**Problem requirements:**
Write out each line exactly as it stands, please.

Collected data
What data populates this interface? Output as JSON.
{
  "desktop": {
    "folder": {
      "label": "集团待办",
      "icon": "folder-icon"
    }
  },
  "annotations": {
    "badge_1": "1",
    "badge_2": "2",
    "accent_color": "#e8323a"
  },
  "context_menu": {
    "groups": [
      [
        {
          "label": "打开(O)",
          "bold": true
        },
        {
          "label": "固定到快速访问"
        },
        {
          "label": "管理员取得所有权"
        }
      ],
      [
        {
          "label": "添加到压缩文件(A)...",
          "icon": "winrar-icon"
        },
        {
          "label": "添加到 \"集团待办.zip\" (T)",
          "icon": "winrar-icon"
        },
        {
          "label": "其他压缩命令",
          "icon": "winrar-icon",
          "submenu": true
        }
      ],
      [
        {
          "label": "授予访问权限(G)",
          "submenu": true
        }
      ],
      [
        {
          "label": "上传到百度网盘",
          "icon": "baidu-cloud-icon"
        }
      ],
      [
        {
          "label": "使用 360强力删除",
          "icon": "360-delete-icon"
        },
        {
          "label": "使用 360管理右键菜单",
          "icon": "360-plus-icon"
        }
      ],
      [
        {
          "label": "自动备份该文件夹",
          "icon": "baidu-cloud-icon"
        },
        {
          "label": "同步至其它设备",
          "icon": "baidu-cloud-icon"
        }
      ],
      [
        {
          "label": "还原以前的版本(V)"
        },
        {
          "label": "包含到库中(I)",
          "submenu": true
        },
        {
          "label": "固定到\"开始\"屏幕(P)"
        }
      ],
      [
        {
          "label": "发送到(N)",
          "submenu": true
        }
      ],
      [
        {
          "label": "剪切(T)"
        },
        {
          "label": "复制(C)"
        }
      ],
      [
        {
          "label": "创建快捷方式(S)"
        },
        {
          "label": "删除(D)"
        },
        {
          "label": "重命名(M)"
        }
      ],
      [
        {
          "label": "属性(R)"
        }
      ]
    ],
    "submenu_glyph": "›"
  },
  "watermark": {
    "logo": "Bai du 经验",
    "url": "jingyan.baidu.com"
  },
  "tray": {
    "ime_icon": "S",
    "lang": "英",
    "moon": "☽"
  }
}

**Output below:**
What data populates this interface? Output as JSON.
{
  "desktop": {
    "folder": {
      "label": "集团待办",
      "icon": "folder-icon"
    }
  },
  "annotations": {
    "badge_1": "1",
    "badge_2": "2",
    "accent_color": "#e8323a"
  },
  "context_menu": {
    "groups": [
      [
        {
          "label": "打开(O)",
          "bold": true
        },
        {
          "label": "固定到快速访问"
        },
        {
          "label": "管理员取得所有权"
        }
      ],
      [
        {
          "label": "添加到压缩文件(A)...",
          "icon": "winrar-icon"
        },
        {
          "label": "添加到 \"集团待办.zip\" (T)",
          "icon": "winrar-icon"
        },
        {
          "label": "其他压缩命令",
          "icon": "winrar-icon",
          "submenu": true
        }
      ],
      [
        {
          "label": "授予访问权限(G)",
          "submenu": true
        }
      ],
      [
        {
          "label": "上传到百度网盘",
          "icon": "baidu-cloud-icon"
        }
      ],
      [
        {
          "label": "使用 360强力删除",
          "icon": "360-delete-icon"
        },
        {
          "label": "使用 360管理右键菜单",
          "icon": "360-plus-icon"
        }
      ],
      [
        {
          "label": "自动备份该文件夹",
          "icon": "baidu-cloud-icon"
        },
        {
          "label": "同步至其它设备",
          "icon": "baidu-cloud-icon"
        }
      ],
      [
        {
          "label": "还原以前的版本(V)"
        },
        {
          "label": "包含到库中(I)",
          "submenu": true
        },
        {
          "label": "固定到\"开始\"屏幕(P)"
        }
      ],
      [
        {
          "label": "发送到(N)",
          "submenu": true
        }
      ],
      [
        {
          "label": "剪切(T)"
        },
        {
          "label": "复制(C)"
        }
      ],
      [
        {
          "label": "创建快捷方式(S)"
        },
        {
          "label": "删除(D)"
        },
        {
          "label": "重命名(M)"
        }
      ],
      [
        {
          "label": "属性(R)"
        }
      ]
    ],
    "submenu_glyph": "›"
  },
  "watermark": {
    "logo": "Bai du 经验",
    "url": "jingyan.baidu.com"
  },
  "tray": {
    "ime_icon": "S",
    "lang": "英",
    "moon": "☽"
  }
}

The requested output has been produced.